▶ **Dataset entries**:

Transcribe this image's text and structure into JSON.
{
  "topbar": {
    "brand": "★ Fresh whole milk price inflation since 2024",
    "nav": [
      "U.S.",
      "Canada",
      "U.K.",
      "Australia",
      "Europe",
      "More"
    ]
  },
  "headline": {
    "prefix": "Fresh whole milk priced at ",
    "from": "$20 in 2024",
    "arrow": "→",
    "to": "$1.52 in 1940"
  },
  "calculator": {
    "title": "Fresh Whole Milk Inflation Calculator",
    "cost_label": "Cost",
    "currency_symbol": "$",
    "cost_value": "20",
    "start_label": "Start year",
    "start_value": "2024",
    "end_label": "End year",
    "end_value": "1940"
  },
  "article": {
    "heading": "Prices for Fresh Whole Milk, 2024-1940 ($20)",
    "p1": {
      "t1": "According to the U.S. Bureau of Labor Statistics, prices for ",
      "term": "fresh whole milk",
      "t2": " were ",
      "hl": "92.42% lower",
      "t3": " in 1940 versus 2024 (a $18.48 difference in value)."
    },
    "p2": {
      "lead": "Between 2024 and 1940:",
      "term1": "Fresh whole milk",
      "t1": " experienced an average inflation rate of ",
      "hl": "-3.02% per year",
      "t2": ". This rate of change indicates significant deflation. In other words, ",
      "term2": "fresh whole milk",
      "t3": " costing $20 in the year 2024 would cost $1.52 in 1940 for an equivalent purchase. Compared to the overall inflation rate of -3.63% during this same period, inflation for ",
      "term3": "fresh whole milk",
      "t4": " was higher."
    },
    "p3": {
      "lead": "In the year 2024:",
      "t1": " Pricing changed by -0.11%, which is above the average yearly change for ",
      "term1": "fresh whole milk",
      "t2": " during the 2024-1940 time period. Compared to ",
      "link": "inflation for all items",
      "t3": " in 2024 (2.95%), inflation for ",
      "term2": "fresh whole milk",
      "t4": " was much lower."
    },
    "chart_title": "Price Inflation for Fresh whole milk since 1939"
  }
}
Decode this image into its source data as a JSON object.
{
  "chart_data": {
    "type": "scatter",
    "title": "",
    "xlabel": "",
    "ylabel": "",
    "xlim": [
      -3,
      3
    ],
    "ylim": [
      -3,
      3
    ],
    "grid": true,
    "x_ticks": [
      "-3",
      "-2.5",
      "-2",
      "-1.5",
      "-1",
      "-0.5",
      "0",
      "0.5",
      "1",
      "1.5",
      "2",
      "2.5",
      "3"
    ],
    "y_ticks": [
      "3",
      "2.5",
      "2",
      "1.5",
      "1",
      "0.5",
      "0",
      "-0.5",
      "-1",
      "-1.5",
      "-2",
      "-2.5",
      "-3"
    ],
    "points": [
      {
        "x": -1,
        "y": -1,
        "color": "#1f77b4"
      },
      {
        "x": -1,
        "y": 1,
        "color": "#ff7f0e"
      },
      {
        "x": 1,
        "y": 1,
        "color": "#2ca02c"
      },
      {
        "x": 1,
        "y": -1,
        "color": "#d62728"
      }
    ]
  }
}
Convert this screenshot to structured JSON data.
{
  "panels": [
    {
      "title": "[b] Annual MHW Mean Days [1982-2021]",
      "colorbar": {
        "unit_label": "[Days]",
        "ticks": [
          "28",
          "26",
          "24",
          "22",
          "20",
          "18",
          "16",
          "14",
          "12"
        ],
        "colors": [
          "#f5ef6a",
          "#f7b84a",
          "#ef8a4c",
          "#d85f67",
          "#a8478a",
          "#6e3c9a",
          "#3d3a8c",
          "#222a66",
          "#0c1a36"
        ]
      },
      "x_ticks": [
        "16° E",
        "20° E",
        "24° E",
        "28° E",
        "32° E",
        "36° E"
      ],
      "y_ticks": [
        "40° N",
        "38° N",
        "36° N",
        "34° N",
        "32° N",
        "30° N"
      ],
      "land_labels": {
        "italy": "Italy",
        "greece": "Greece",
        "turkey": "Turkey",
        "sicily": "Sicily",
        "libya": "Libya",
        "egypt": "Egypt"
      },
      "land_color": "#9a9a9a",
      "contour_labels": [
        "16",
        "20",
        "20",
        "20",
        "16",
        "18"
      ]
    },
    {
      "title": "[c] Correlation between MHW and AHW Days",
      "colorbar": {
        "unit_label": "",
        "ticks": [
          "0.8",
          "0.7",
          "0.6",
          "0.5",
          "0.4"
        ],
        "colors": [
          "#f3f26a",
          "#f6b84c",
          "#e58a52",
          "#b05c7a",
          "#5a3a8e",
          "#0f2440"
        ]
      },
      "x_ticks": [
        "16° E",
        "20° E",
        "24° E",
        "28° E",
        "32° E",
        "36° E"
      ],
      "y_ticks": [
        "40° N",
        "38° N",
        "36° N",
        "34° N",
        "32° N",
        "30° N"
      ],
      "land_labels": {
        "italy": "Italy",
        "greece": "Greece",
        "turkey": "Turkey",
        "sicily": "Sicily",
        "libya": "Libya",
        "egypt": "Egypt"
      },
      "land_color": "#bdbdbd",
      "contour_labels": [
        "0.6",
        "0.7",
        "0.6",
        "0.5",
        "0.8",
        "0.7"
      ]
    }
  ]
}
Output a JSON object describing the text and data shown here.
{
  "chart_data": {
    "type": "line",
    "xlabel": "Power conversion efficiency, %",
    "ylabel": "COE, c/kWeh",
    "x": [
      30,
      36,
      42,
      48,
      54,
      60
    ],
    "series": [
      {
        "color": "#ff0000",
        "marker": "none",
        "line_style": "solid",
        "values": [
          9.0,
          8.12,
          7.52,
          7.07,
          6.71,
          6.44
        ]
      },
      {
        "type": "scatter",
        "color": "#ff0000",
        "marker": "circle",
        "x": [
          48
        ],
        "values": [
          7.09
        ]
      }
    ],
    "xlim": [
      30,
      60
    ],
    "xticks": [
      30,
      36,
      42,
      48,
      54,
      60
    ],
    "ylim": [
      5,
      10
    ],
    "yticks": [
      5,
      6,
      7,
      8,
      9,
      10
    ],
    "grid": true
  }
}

▶ **Job**:
Answer with one number: how many lines in the listing hold "image".

▶ **Result below**:
2